Will Ellis’ photograph from “Places and Spaces” exhibit Image via cmany.org
Merging the work of three contemporary artists, “Focus: Artist as Observer” is the latest installment of the Children’s Museum of Art‘s Pop-Up Museum series that puts NYC under a photographic microscope. This summer exhibition, which is on view at CMA’s Cynthia C. Wainwright Gallery from June 10th to September 7th, focuses on the theme of identity with each artist’s contribution providing a particular angle on this theme. Will Ellis‘ “Places and Spaces,” for example, is a brilliant examination of abandoned spaces that illustrates the desolate beauty of NYC’s antiquated environments. These include intimate shots of the defunct Creedmoor Psychiatric Center and the Domino Sugar Refinery, among others.
Richard Renaldi’s photograph from “Faces and Characters”. Image via cmany.org
Richard Renaldi‘s “Faces and Characters” is a series of gigantic photographs depicting seemingly candid interactions on the city streets. In comparison to Will Ellis’ contribution, these glimpses of urban life scale down the perspective from large environments to close-ups of only a few individuals.

PROVIDED DATA
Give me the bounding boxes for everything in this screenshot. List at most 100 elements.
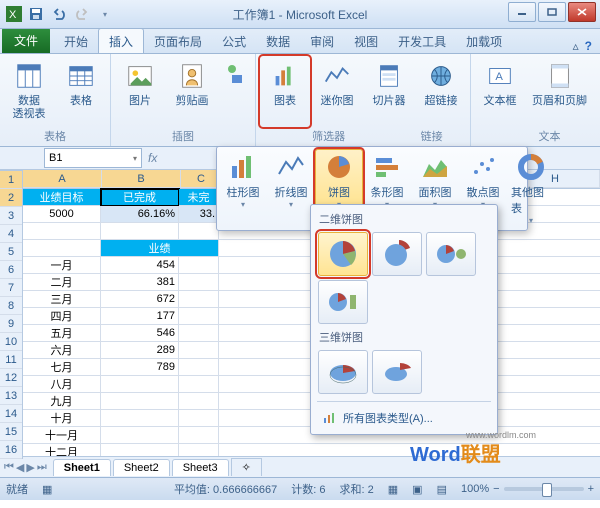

REQUIREMENT
Return the portion of the exhibition article between "Will Ellis’ photograph" and "Refinery, among others.", inclusive, copied exactly from the text.

OUTPUT BELOW
Will Ellis’ photograph from “Places and Spaces” exhibit Image via cmany.org
Merging the work of three contemporary artists, “Focus: Artist as Observer” is the latest installment of the Children’s Museum of Art‘s Pop-Up Museum series that puts NYC under a photographic microscope. This summer exhibition, which is on view at CMA’s Cynthia C. Wainwright Gallery from June 10th to September 7th, focuses on the theme of identity with each artist’s contribution providing a particular angle on this theme. Will Ellis‘ “Places and Spaces,” for example, is a brilliant examination of abandoned spaces that illustrates the desolate beauty of NYC’s antiquated environments. These include intimate shots of the defunct Creedmoor Psychiatric Center and the Domino Sugar Refinery, among others.